# DATASET EXCERPTS
------------------------
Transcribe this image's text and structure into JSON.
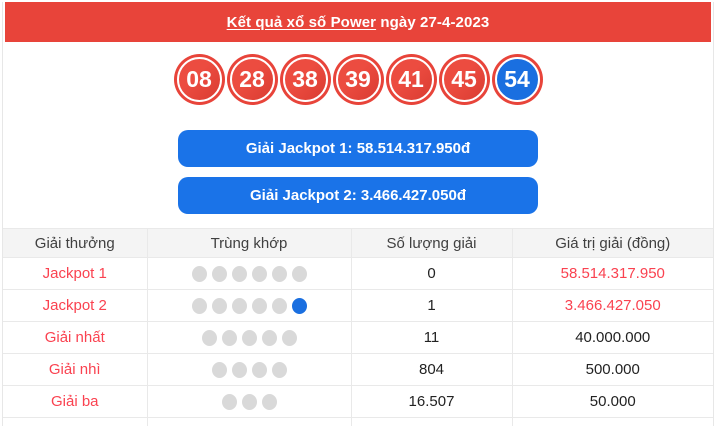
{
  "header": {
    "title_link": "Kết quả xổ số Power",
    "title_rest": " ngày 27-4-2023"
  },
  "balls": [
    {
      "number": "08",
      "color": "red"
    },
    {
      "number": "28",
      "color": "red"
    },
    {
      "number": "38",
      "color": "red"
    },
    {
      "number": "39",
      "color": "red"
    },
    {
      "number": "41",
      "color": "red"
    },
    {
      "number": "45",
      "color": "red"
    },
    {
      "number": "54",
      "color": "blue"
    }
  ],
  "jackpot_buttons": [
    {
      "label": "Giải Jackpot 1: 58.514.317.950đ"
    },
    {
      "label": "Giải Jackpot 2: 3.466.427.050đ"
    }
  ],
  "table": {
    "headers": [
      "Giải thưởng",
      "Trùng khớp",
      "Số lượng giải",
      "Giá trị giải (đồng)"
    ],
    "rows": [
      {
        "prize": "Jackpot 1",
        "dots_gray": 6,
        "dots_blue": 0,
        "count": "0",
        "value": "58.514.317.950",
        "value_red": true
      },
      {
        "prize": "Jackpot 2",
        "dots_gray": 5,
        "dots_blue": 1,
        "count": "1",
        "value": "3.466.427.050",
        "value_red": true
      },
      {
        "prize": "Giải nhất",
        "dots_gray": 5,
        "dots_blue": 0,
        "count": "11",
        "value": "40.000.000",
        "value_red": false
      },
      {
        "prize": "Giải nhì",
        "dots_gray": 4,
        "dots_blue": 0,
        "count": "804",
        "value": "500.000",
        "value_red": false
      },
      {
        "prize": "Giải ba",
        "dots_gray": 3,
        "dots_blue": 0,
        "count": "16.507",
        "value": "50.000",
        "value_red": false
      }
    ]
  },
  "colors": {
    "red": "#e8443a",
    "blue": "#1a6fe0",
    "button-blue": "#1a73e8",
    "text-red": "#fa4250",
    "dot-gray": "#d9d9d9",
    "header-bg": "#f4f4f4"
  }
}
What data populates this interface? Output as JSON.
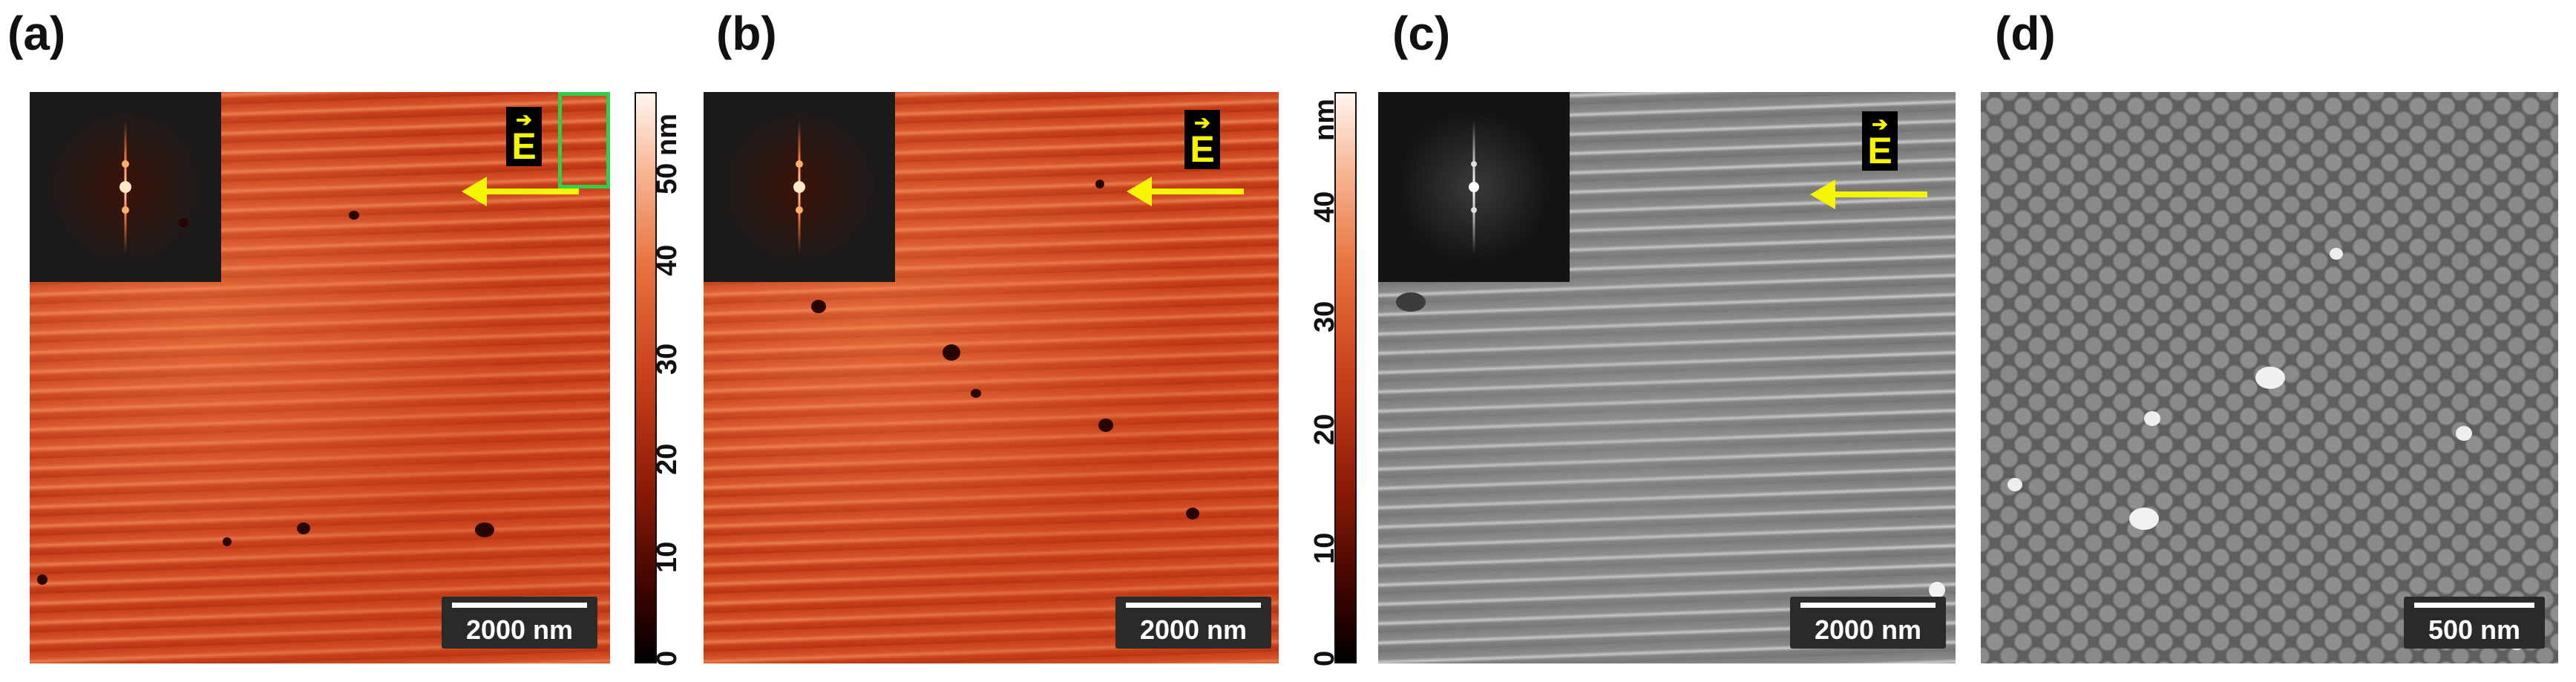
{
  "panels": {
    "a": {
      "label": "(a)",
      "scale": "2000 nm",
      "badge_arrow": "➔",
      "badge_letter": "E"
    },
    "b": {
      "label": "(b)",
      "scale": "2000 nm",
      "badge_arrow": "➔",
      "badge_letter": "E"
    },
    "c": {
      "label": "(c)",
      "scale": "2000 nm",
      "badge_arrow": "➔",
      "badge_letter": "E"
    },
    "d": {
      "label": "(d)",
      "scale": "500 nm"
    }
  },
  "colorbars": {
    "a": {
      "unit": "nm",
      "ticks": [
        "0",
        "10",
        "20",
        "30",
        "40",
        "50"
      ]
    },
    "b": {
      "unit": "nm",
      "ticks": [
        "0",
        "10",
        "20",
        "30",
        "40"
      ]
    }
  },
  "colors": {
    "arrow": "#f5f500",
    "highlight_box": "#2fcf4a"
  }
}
------------------------
# YOUR OBJECTIVE
Collect every line above that contains the word "text".

# RESULT FOR THIS EXERCISE
Transcribe this image's text and structure into JSON.
    "text-red": "#fa4250",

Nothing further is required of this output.